Data provided:
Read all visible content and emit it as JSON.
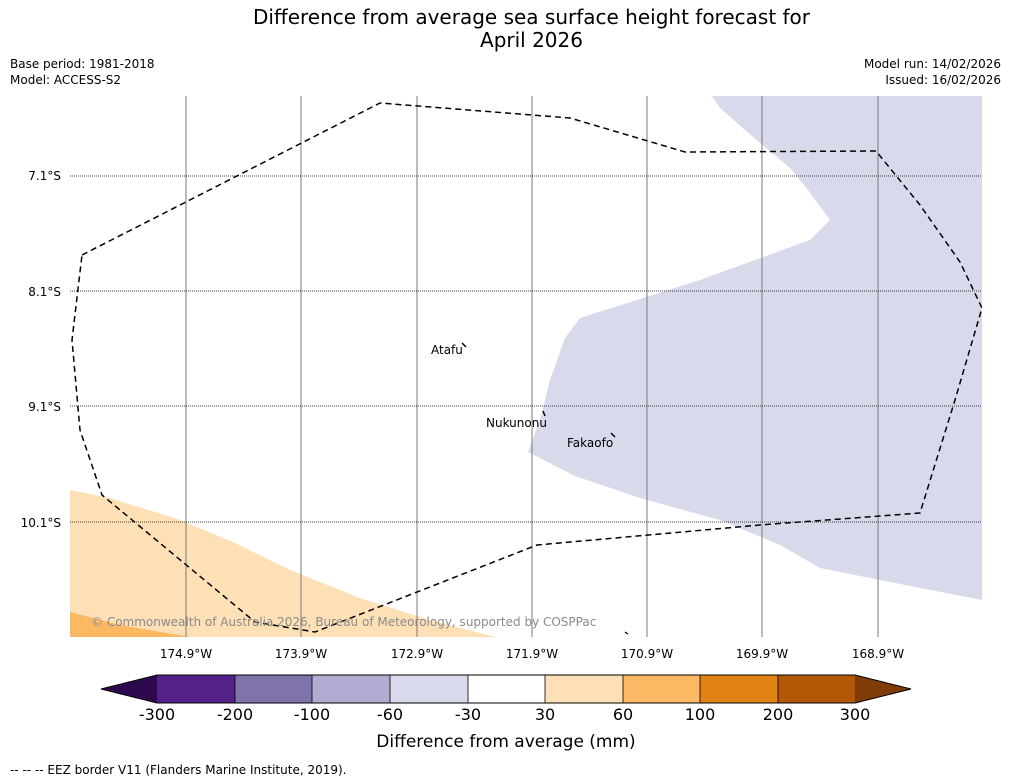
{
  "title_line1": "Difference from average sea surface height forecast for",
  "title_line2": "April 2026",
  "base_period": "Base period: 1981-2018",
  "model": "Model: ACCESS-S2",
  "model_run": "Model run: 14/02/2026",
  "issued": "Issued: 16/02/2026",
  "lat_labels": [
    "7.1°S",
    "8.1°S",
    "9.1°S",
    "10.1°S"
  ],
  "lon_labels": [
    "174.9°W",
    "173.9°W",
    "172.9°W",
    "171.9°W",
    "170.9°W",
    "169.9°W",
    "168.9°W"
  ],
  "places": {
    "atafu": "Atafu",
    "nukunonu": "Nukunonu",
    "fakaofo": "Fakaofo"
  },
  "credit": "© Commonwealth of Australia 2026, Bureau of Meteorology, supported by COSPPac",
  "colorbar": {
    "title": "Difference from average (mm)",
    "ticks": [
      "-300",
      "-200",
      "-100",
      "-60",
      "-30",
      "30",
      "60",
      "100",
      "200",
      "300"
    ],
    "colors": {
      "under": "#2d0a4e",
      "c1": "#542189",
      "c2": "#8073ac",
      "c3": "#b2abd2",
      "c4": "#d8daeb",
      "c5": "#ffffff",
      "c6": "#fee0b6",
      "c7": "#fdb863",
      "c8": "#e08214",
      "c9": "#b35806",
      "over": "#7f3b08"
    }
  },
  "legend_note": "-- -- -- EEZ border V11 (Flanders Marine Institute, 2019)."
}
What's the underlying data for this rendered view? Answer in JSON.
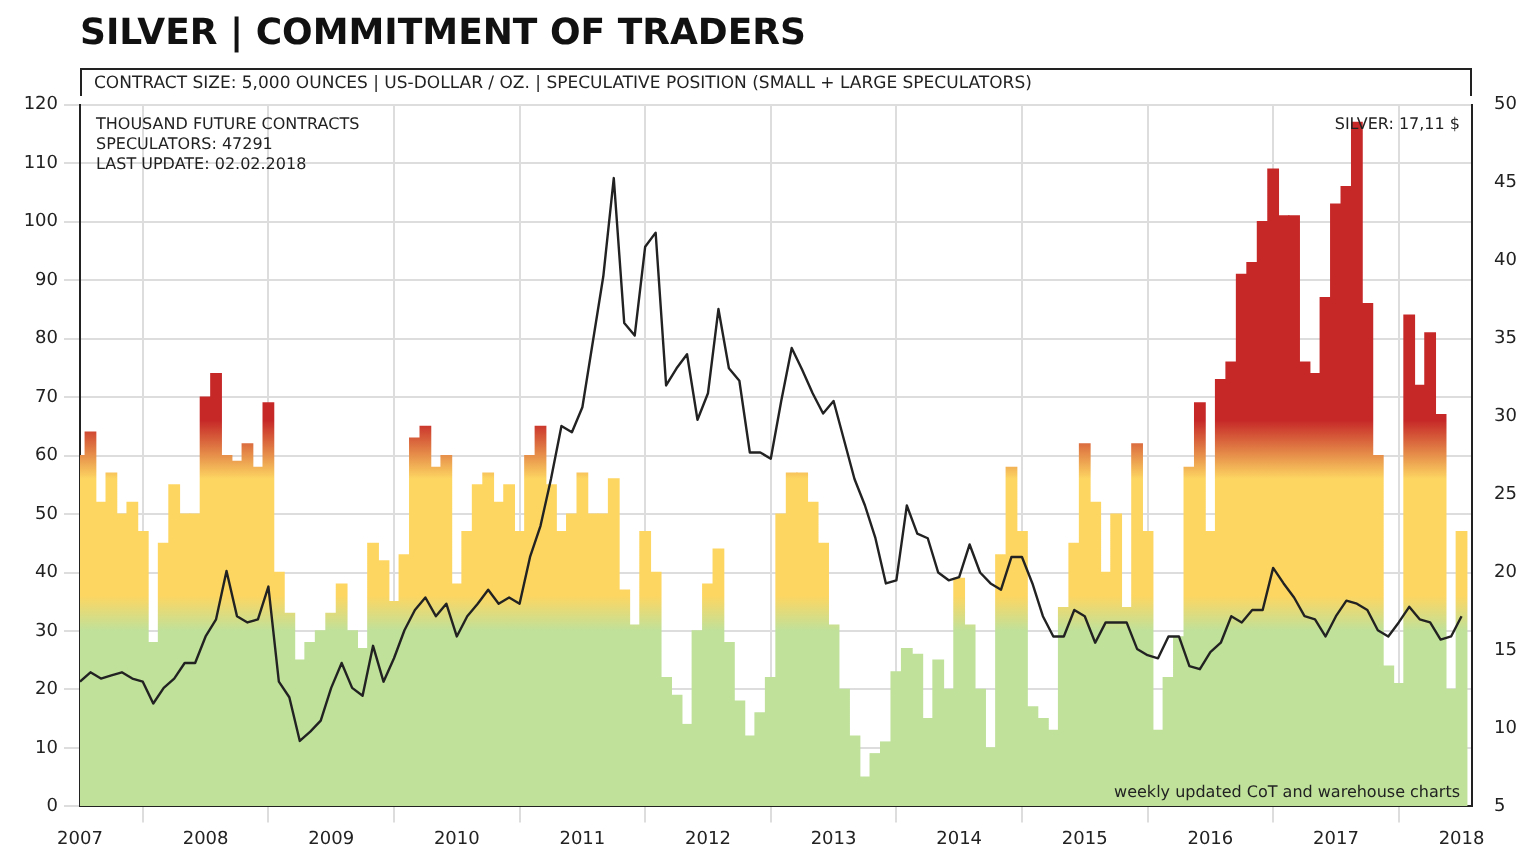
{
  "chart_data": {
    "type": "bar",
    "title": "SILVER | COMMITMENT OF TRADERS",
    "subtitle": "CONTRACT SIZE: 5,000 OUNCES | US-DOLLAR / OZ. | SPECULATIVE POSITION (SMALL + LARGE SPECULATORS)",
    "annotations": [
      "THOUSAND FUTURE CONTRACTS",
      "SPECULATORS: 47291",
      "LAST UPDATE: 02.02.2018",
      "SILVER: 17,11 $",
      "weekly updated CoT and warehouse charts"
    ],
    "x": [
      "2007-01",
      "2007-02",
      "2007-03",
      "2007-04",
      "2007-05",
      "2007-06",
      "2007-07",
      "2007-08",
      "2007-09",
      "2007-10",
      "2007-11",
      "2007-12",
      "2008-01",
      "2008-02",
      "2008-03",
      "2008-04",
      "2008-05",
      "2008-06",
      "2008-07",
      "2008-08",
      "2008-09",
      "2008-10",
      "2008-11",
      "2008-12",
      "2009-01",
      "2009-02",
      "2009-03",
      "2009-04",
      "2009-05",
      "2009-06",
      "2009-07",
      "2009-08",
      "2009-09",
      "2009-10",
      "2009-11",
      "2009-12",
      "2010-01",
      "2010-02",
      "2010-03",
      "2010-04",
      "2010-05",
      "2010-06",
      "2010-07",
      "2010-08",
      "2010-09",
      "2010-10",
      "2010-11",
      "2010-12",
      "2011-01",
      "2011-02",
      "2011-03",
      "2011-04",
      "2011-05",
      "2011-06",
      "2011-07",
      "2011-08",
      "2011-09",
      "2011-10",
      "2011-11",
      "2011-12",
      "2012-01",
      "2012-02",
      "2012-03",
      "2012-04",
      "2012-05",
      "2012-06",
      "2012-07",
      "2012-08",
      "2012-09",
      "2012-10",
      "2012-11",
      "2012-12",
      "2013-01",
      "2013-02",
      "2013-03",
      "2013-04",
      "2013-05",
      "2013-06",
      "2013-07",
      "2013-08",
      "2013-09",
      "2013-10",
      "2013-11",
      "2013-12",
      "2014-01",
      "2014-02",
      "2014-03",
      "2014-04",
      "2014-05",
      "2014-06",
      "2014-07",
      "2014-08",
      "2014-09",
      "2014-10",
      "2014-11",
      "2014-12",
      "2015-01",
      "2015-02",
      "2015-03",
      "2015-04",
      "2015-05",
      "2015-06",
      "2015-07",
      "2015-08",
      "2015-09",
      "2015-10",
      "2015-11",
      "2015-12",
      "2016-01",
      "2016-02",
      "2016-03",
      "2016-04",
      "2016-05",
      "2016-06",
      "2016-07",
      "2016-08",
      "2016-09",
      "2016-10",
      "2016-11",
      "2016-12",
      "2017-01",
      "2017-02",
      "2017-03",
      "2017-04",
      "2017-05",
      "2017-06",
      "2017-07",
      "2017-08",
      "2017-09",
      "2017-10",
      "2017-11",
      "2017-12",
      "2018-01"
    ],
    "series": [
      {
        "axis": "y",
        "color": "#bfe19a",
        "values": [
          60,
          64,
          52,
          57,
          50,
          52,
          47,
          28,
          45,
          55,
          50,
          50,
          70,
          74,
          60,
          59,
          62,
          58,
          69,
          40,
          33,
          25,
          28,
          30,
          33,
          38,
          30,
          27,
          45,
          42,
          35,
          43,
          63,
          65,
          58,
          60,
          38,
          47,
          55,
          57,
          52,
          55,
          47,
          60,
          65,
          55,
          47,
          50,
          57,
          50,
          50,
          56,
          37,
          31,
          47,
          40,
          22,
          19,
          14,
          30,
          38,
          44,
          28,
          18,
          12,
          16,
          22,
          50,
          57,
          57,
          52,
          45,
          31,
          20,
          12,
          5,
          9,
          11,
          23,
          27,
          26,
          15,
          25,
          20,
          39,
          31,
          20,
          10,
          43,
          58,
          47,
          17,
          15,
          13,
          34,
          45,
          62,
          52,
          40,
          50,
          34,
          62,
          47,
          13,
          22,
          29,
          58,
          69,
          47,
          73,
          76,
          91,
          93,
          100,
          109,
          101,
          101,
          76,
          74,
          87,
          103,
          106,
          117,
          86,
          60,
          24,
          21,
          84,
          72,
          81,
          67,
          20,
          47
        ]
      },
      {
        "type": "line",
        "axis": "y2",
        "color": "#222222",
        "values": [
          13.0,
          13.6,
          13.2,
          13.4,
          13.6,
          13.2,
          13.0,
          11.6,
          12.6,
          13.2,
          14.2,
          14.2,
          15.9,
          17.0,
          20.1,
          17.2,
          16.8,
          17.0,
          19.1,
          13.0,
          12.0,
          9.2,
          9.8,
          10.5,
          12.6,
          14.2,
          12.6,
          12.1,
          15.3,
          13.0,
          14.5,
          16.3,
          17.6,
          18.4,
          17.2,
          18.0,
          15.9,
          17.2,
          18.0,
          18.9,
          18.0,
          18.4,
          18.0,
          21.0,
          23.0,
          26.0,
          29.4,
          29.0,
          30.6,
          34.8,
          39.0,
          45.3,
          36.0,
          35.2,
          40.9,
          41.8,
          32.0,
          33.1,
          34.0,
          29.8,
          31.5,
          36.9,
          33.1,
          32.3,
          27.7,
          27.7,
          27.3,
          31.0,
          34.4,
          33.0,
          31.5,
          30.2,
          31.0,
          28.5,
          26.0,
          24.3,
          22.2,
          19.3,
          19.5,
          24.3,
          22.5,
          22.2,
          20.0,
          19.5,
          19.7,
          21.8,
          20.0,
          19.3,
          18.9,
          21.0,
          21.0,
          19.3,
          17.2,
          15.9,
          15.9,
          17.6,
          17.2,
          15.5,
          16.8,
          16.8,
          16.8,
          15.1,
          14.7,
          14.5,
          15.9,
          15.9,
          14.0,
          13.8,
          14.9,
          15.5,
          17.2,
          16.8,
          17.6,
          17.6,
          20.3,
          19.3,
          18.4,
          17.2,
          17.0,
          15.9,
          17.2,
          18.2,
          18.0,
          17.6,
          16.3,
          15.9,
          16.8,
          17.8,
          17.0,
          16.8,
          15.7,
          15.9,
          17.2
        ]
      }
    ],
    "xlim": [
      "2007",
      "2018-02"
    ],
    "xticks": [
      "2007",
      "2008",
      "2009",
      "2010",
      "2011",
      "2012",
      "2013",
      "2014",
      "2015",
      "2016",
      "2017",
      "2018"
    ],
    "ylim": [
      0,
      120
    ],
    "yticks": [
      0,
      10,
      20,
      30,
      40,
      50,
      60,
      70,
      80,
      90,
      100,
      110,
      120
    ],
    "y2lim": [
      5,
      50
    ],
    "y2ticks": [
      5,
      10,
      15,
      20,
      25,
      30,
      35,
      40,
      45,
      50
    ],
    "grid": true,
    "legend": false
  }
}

Work required: Find every line in the entries that includes the word "SILVER", then state how many there are and nothing else.

Correct result: 2